▸ Records shown
* * * * * * * * *
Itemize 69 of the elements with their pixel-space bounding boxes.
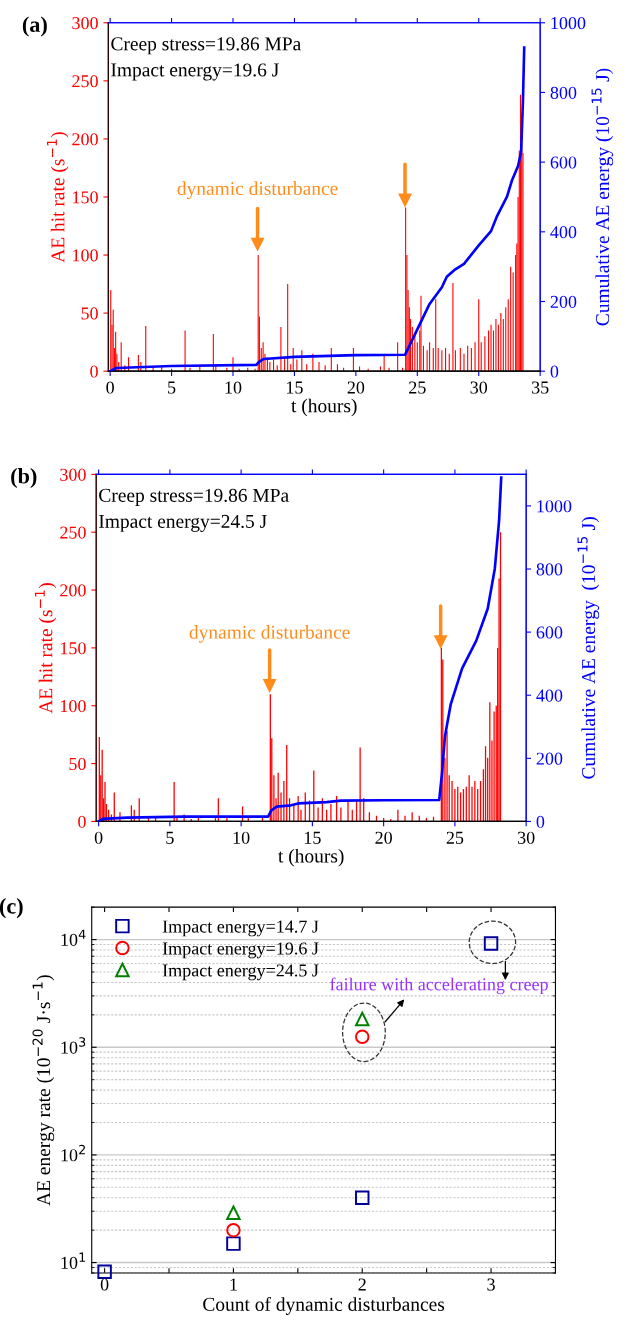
- x-tick-label: 10: [225, 381, 242, 394]
- y-tick-label: 10$^{3}$: [61, 1037, 86, 1054]
- x-tick-label: 3: [487, 1278, 495, 1291]
- x-tick-label: 15: [287, 381, 303, 394]
- y-tick-label: 50: [69, 757, 86, 771]
- legend-label: Impact energy=19.6 J: [162, 942, 319, 959]
- y-tick-label: 50: [81, 307, 98, 320]
- annotation: failure with accelerating creep: [330, 977, 548, 995]
- y2-tick-label: 1000: [551, 17, 586, 30]
- y-tick-label: 150: [73, 191, 98, 204]
- x-tick-label: 10: [233, 831, 250, 844]
- legend-label: Impact energy=14.7 J: [162, 920, 319, 937]
- annotation: Impact energy=24.5 J: [99, 514, 267, 532]
- x-tick-label: 0: [100, 1278, 109, 1291]
- y2-tick-label: 800: [550, 86, 577, 99]
- x-tick-label: 25: [409, 381, 426, 394]
- x-tick-label: 25: [446, 831, 464, 844]
- y2-tick-label: 200: [550, 295, 577, 308]
- y2-tick-label: 0: [536, 815, 545, 828]
- x-axis-title: Count of dynamic disturbances: [203, 1297, 445, 1315]
- x-tick-label: 30: [518, 831, 535, 844]
- chart-title: (c): [0, 898, 23, 919]
- y2-tick-label: 1000: [537, 500, 572, 513]
- y-tick-label: 0: [90, 365, 98, 378]
- legend-label: Impact energy=24.5 J: [162, 964, 319, 981]
- annotation: dynamic disturbance: [177, 181, 338, 200]
- annotation: Impact energy=19.6 J: [111, 63, 279, 81]
- y-tick-label: 300: [72, 17, 98, 30]
- y-tick-label: 200: [60, 584, 86, 597]
- y-tick-label: 300: [60, 468, 86, 481]
- y2-axis-title: Cumulative AE energy (10$^{−15}$ J): [577, 517, 600, 779]
- chart-title: (b): [11, 467, 37, 489]
- y-tick-label: 250: [72, 75, 98, 88]
- y2-tick-label: 0: [550, 365, 559, 378]
- y2-tick-label: 600: [550, 156, 577, 169]
- x-tick-label: 15: [304, 831, 321, 844]
- x-tick-label: 20: [375, 831, 392, 844]
- x-tick-label: 30: [470, 381, 488, 394]
- y2-tick-label: 600: [536, 626, 563, 639]
- chart-title: (a): [22, 16, 47, 37]
- y2-tick-label: 400: [550, 226, 577, 239]
- x-tick-label: 5: [166, 831, 174, 844]
- y-tick-label: 10$^{1}$: [61, 1252, 86, 1269]
- y-axis-title: AE hit rate (s$^{−1}$): [46, 132, 69, 263]
- annotation: dynamic disturbance: [189, 625, 350, 643]
- annotation: Creep stress=19.86 MPa: [111, 37, 301, 55]
- x-tick-label: 5: [168, 381, 176, 394]
- x-tick-label: 0: [106, 381, 114, 394]
- y-tick-label: 10$^{2}$: [61, 1144, 85, 1162]
- x-tick-label: 1: [230, 1278, 237, 1291]
- x-axis-title: t (hours): [291, 398, 357, 417]
- x-tick-label: 20: [347, 381, 365, 394]
- y-tick-label: 200: [72, 133, 98, 146]
- y2-tick-label: 200: [536, 752, 563, 765]
- y-tick-label: 100: [73, 249, 98, 262]
- y2-tick-label: 800: [536, 563, 563, 576]
- annotation: Creep stress=19.86 MPa: [99, 488, 289, 506]
- y-axis-title: AE hit rate (s$^{−1}$): [34, 583, 57, 714]
- y-tick-label: 0: [78, 815, 86, 828]
- y-tick-label: 250: [60, 526, 86, 539]
- y-tick-label: 100: [60, 699, 86, 713]
- x-axis-title: t (hours): [278, 848, 344, 867]
- y2-tick-label: 400: [536, 689, 563, 702]
- y-axis-title: AE energy rate (10$^{−20}$ J·s$^{−1}$): [32, 975, 55, 1206]
- y-tick-label: 150: [60, 642, 86, 655]
- y-tick-label: 10$^{4}$: [61, 929, 86, 946]
- x-tick-label: 2: [358, 1278, 366, 1291]
- y2-axis-title: Cumulative AE energy (10$^{−15}$ J): [591, 68, 614, 326]
- x-tick-label: 35: [532, 381, 549, 394]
* * * * * * * * *
Can you rewrite the entries from the line containing "- x-tick-label: 10: [225, 381, 242, 394]" down through the line containing "- y2-tick-label: 800: [550, 86, 577, 99]", changing every "annotation" to "note" and leaving everything else unchanged?

▸ Expected output
- x-tick-label: 10: [225, 381, 242, 394]
- y-tick-label: 10$^{3}$: [61, 1037, 86, 1054]
- x-tick-label: 3: [487, 1278, 495, 1291]
- x-tick-label: 15: [287, 381, 303, 394]
- y-tick-label: 50: [69, 757, 86, 771]
- legend-label: Impact energy=19.6 J: [162, 942, 319, 959]
- y-tick-label: 50: [81, 307, 98, 320]
- note: failure with accelerating creep: [330, 977, 548, 995]
- y2-tick-label: 1000: [551, 17, 586, 30]
- y-tick-label: 150: [73, 191, 98, 204]
- x-tick-label: 10: [233, 831, 250, 844]
- legend-label: Impact energy=14.7 J: [162, 920, 319, 937]
- note: Impact energy=24.5 J: [99, 514, 267, 532]
- x-tick-label: 0: [100, 1278, 109, 1291]
- y2-tick-label: 800: [550, 86, 577, 99]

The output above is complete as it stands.